SOURCE MATERIAL:
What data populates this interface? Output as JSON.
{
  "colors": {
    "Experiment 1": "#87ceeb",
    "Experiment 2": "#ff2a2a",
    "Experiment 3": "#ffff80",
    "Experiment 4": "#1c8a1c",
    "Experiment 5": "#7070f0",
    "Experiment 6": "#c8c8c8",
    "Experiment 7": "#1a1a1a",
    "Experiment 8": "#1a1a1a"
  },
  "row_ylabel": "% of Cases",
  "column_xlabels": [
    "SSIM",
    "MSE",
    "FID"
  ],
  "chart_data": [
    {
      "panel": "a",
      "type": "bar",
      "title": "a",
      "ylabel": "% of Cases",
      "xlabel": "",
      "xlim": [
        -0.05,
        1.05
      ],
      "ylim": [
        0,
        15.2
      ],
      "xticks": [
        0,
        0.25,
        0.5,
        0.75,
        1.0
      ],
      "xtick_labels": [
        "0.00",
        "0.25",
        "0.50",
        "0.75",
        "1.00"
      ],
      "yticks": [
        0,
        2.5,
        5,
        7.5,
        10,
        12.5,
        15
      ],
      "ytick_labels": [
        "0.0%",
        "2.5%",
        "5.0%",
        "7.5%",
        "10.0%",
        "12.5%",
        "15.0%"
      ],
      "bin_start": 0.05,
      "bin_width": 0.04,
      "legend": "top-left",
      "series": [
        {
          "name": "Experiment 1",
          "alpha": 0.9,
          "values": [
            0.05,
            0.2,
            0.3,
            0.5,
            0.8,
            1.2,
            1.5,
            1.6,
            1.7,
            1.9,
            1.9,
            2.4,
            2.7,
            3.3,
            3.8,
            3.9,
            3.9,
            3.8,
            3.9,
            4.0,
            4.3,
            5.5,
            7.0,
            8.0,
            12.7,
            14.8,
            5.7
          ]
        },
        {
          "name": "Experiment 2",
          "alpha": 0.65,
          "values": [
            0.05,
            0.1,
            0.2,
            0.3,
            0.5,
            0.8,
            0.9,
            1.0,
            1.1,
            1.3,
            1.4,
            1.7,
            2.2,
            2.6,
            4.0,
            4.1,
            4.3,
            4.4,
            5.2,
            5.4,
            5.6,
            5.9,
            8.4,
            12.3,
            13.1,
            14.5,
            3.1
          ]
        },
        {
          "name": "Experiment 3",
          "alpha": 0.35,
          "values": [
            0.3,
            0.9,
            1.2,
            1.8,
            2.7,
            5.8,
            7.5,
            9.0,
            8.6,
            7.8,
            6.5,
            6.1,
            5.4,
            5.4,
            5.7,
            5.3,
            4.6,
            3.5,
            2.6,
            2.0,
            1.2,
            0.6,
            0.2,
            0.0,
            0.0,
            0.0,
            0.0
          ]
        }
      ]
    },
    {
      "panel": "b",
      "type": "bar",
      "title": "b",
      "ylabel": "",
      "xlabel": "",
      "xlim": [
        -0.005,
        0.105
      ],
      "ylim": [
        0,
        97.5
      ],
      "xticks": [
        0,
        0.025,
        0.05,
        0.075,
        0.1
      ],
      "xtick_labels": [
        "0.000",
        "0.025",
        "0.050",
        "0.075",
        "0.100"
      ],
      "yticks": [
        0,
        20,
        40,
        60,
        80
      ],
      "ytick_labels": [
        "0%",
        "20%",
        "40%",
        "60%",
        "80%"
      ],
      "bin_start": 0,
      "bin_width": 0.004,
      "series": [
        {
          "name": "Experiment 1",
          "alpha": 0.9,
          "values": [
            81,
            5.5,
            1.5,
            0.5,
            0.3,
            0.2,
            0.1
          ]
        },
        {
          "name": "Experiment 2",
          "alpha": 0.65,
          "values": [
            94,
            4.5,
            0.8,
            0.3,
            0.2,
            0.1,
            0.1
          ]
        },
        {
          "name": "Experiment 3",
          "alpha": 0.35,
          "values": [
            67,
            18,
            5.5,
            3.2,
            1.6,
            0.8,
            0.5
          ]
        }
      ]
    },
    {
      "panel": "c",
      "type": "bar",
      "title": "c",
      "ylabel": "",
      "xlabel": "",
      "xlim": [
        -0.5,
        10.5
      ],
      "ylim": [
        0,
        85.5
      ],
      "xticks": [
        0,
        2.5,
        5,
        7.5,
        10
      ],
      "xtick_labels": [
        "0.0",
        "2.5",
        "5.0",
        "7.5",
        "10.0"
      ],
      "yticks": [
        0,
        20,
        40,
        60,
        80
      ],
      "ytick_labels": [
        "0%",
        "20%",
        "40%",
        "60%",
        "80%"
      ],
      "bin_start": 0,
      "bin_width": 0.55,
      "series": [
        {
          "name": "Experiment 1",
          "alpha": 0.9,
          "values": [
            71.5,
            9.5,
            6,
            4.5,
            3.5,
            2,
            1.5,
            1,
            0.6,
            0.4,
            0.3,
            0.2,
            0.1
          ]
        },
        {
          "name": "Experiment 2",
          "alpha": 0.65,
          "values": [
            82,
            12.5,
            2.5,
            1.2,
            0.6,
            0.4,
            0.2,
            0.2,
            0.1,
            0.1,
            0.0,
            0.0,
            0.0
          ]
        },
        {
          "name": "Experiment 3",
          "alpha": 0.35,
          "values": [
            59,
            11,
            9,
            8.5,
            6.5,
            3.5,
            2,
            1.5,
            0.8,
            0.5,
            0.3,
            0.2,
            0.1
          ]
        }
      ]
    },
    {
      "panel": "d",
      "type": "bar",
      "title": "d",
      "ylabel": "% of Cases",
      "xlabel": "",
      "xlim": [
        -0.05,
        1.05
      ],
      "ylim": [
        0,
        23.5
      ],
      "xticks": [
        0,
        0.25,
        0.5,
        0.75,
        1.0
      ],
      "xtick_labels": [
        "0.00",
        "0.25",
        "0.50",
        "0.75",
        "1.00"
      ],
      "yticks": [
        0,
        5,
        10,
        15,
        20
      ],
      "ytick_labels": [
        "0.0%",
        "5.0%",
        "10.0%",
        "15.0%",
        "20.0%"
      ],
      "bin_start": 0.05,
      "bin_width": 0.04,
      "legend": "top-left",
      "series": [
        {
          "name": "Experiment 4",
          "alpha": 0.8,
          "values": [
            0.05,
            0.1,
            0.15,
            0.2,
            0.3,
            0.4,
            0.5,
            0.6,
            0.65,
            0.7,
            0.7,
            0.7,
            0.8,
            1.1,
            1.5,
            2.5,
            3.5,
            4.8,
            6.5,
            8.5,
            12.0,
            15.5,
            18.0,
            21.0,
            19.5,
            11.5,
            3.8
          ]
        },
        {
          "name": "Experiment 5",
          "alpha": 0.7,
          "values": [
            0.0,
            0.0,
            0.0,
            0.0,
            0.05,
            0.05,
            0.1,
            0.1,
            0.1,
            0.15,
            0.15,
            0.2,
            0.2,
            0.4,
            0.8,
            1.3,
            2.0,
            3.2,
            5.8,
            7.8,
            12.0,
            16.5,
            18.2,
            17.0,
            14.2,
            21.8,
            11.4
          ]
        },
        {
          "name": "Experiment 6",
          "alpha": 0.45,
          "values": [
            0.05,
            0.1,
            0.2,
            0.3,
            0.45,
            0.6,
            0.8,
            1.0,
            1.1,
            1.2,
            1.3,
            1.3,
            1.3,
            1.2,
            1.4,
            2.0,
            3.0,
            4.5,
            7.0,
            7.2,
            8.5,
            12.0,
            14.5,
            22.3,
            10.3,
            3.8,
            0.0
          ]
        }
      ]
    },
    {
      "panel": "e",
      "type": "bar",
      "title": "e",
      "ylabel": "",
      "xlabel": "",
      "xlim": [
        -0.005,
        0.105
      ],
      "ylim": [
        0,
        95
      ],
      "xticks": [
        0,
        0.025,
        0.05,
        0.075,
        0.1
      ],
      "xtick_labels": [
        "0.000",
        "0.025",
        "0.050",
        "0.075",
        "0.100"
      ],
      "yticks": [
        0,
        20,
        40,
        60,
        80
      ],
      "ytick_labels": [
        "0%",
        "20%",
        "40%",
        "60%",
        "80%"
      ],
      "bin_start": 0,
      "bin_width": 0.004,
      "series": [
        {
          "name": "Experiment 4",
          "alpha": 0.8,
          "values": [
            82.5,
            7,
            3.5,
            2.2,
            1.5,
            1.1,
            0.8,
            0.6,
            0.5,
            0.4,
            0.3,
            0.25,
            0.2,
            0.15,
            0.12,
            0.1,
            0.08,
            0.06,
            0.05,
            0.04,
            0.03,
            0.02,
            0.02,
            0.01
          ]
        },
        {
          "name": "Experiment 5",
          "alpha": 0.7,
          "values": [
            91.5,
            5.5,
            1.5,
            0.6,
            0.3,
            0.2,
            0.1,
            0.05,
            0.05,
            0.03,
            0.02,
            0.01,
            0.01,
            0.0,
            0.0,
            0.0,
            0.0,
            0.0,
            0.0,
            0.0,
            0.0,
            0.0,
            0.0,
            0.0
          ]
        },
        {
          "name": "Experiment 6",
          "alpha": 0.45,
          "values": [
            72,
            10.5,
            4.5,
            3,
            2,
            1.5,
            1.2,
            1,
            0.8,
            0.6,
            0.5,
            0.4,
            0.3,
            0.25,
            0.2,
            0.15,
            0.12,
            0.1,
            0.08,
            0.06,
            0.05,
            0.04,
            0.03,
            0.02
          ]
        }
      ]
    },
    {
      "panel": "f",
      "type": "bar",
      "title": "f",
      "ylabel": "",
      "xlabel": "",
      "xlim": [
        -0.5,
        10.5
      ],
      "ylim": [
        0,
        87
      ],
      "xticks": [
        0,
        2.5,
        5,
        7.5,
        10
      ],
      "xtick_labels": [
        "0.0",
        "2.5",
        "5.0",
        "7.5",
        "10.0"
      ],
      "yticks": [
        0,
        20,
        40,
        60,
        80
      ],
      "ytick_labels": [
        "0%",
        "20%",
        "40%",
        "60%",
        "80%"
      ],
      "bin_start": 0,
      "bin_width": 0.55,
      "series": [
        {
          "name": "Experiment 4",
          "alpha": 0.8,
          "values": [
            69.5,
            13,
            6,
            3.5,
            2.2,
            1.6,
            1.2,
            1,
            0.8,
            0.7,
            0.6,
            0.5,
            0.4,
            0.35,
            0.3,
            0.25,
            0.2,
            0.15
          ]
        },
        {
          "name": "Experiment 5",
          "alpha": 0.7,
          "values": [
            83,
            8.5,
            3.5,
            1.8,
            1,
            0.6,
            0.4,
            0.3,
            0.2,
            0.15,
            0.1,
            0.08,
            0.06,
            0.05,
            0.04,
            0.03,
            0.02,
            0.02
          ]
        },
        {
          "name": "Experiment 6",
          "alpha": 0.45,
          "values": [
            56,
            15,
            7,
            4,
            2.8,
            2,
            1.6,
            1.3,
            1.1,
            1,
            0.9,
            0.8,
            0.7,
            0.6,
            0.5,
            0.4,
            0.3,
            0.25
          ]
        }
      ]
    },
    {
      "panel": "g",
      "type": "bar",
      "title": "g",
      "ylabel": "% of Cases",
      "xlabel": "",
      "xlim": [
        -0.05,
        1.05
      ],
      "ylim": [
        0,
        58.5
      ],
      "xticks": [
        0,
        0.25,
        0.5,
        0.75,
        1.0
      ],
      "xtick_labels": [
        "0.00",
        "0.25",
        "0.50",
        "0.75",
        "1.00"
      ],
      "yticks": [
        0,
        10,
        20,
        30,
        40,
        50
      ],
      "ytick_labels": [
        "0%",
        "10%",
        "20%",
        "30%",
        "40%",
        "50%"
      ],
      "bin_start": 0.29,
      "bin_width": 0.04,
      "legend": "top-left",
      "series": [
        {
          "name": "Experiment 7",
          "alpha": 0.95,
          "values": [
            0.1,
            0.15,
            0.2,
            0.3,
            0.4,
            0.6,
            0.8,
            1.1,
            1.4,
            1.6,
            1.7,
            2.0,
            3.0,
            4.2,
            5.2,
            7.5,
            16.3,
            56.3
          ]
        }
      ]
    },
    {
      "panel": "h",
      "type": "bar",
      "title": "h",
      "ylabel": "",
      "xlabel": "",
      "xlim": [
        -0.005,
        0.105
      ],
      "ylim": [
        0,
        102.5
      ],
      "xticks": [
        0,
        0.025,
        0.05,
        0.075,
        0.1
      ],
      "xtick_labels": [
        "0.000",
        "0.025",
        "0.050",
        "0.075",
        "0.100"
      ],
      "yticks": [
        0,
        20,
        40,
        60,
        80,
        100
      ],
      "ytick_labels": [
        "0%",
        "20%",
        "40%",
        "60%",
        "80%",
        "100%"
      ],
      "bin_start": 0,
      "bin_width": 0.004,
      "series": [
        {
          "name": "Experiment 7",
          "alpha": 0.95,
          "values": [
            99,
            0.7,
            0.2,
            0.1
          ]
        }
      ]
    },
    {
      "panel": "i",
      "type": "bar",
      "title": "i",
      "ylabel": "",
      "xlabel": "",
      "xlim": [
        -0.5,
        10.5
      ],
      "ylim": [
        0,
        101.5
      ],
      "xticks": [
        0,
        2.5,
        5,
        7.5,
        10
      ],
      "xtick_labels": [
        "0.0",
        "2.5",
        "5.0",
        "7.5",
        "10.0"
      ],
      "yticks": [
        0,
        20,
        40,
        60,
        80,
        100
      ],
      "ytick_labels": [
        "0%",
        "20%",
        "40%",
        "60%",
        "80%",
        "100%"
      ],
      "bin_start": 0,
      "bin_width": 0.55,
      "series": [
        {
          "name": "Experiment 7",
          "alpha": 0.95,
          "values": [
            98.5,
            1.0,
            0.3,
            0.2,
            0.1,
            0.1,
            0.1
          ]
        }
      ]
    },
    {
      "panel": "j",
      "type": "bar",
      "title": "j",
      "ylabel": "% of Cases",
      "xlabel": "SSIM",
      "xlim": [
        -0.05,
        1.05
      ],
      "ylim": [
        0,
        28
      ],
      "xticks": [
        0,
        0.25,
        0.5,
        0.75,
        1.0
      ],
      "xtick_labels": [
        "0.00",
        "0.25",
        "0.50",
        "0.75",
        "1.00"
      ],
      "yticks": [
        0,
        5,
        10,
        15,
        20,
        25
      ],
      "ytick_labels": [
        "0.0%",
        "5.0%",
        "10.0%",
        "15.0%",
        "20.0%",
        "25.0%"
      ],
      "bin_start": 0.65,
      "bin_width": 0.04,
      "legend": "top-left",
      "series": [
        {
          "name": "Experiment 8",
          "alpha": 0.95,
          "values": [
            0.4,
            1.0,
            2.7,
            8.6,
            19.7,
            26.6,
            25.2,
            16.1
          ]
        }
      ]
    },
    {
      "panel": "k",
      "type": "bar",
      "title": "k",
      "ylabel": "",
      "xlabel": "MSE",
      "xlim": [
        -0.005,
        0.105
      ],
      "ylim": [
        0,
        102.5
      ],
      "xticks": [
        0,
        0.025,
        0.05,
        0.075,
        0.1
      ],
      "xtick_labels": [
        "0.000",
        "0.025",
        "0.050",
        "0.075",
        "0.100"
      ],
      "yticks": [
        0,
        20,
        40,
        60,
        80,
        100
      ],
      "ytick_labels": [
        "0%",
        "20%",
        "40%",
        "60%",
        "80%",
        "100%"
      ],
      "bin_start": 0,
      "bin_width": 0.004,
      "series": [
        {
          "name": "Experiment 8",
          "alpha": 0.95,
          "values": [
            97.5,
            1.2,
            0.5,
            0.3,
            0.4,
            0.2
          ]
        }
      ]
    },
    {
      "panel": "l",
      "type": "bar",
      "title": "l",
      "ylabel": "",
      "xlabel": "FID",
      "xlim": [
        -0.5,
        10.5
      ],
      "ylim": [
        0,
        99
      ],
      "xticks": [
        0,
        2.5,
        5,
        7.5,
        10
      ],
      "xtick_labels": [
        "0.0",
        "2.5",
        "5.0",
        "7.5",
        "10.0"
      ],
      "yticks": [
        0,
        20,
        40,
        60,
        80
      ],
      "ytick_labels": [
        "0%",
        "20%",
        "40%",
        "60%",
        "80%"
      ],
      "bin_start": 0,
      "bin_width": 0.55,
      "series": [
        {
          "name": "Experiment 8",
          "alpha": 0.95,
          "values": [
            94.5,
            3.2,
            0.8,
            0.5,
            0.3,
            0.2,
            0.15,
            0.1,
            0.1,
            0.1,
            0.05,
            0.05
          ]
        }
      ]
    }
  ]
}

WHAT IS EXPECTED: Pull out all lines from the entries above that include the word "title".

OUTPUT FOR THIS EXERCISE:
      "title": "a",
      "title": "b",
      "title": "c",
      "title": "d",
      "title": "e",
      "title": "f",
      "title": "g",
      "title": "h",
      "title": "i",
      "title": "j",
      "title": "k",
      "title": "l",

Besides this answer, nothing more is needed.